- TASK REQUIREMENTS
Copy whichever lines contain the string "icon".

:: INPUT ROWS

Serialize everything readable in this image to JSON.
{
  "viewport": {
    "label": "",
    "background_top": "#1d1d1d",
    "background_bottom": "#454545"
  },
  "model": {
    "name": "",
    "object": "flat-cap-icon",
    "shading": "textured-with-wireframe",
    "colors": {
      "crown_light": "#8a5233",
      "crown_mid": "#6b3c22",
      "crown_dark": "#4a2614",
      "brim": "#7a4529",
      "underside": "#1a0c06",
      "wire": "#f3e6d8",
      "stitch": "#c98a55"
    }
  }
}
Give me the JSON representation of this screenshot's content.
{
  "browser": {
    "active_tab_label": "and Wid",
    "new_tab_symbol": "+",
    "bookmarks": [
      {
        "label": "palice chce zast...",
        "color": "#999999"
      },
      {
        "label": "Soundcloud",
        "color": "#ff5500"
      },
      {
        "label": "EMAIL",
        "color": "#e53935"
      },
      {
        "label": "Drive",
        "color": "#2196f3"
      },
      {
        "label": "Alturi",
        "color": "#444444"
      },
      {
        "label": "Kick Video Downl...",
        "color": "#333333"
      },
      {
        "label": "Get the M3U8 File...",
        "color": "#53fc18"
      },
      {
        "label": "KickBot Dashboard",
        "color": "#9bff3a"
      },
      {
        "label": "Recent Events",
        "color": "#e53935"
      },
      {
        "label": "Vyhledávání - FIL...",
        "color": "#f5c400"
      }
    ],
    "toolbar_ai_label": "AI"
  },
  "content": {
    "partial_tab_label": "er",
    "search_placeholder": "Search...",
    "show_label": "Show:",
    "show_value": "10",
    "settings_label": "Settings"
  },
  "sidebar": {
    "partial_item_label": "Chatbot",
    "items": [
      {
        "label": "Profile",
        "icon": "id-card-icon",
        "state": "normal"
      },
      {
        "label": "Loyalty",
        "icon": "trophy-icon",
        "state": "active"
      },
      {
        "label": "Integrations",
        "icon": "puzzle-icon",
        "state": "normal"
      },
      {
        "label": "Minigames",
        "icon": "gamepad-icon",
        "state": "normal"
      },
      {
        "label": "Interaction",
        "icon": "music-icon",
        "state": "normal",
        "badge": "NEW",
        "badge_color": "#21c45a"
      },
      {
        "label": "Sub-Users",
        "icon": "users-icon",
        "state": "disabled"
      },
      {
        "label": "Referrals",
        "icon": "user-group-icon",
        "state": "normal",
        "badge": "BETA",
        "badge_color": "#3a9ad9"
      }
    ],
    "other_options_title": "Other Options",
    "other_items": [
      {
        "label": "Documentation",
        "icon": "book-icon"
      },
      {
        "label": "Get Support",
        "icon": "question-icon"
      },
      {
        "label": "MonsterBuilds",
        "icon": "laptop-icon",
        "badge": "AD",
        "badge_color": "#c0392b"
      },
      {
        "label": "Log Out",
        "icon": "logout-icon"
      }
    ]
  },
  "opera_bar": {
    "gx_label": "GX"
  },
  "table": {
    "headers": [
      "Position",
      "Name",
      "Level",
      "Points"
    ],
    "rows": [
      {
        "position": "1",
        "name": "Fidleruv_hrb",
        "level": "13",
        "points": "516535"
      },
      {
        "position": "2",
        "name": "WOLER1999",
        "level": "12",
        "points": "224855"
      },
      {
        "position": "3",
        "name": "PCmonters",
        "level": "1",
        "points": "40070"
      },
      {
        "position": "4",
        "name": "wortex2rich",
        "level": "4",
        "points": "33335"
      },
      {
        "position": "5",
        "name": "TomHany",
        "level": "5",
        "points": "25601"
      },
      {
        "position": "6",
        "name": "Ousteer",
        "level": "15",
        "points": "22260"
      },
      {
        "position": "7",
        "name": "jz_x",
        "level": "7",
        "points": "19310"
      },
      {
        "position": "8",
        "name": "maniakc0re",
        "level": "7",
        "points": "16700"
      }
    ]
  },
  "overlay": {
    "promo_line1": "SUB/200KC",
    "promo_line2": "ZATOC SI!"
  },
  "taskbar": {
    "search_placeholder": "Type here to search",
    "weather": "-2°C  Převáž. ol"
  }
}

::::

- CORRECT OUTPUT
    "object": "flat-cap-icon",
        "icon": "id-card-icon",
        "icon": "trophy-icon",
        "icon": "puzzle-icon",
        "icon": "gamepad-icon",
        "icon": "music-icon",
        "icon": "users-icon",
        "icon": "user-group-icon",
        "icon": "book-icon"
        "icon": "question-icon"
        "icon": "laptop-icon",
        "icon": "logout-icon"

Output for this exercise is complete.